* Start Input for this task *
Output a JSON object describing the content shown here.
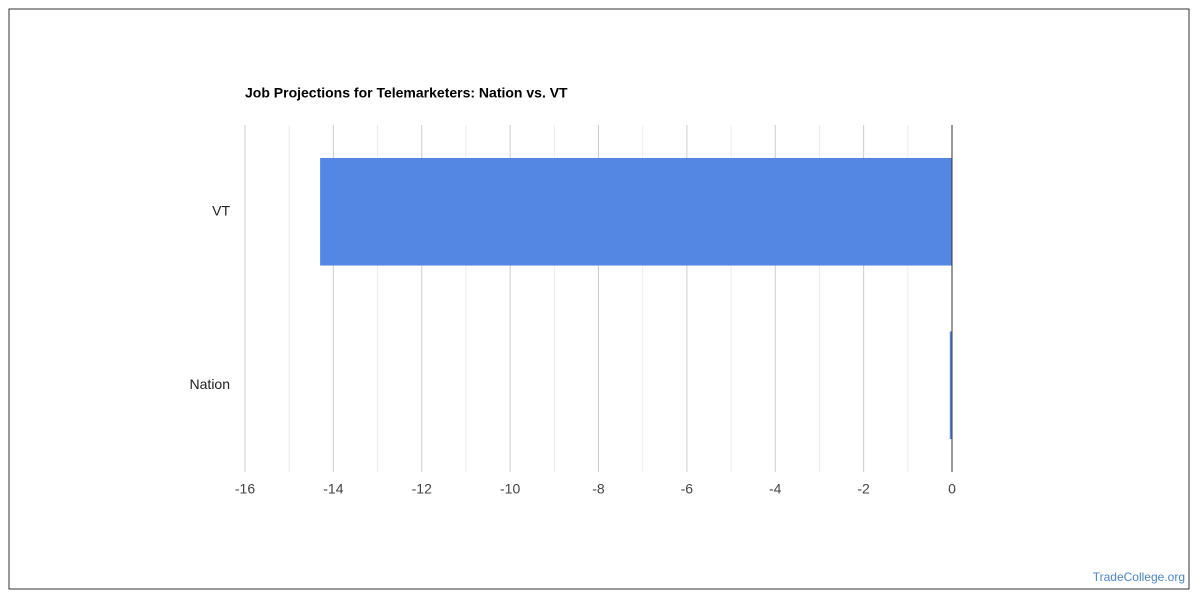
{
  "chart_data": {
    "type": "bar",
    "orientation": "horizontal",
    "title": "Job Projections for Telemarketers: Nation vs. VT",
    "categories": [
      "VT",
      "Nation"
    ],
    "values": [
      -14.3,
      -0.05
    ],
    "color": "#5486e3",
    "xlim": [
      -16,
      0
    ],
    "xticks": [
      -16,
      -14,
      -12,
      -10,
      -8,
      -6,
      -4,
      -2,
      0
    ],
    "xminorticks": [
      -15,
      -13,
      -11,
      -9,
      -7,
      -5,
      -3,
      -1
    ],
    "grid": true,
    "watermark": "TradeCollege.org"
  }
}
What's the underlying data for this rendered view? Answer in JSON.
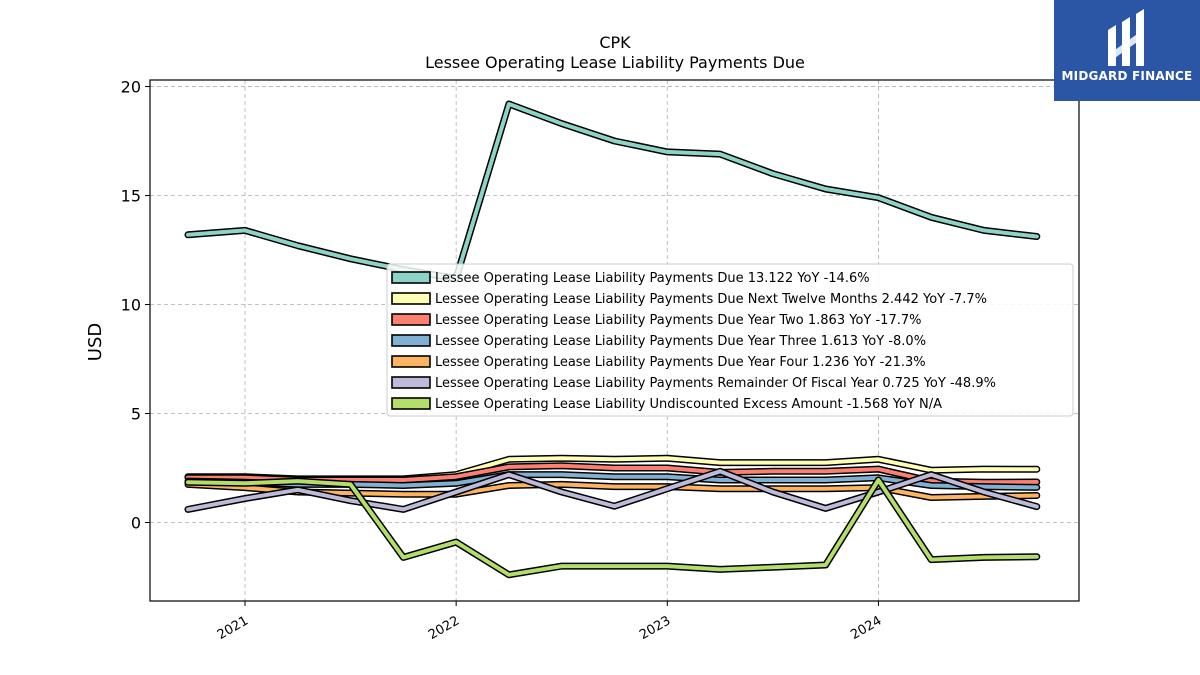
* End Input for this task *
_What is expected_: Without the pictures, extract every entry verbatim.

_Reply to the exercise_:
Output a JSON object describing the content shown here.
{
  "chart_data": {
    "type": "bar",
    "orientation": "horizontal",
    "title": "Job Projections for Telemarketers: Nation vs. VT",
    "categories": [
      "VT",
      "Nation"
    ],
    "values": [
      -14.3,
      -0.05
    ],
    "color": "#5486e3",
    "xlim": [
      -16,
      0
    ],
    "xticks": [
      -16,
      -14,
      -12,
      -10,
      -8,
      -6,
      -4,
      -2,
      0
    ],
    "xminorticks": [
      -15,
      -13,
      -11,
      -9,
      -7,
      -5,
      -3,
      -1
    ],
    "grid": true,
    "watermark": "TradeCollege.org"
  }
}
What's the underlying data for this rendered view? Answer in JSON.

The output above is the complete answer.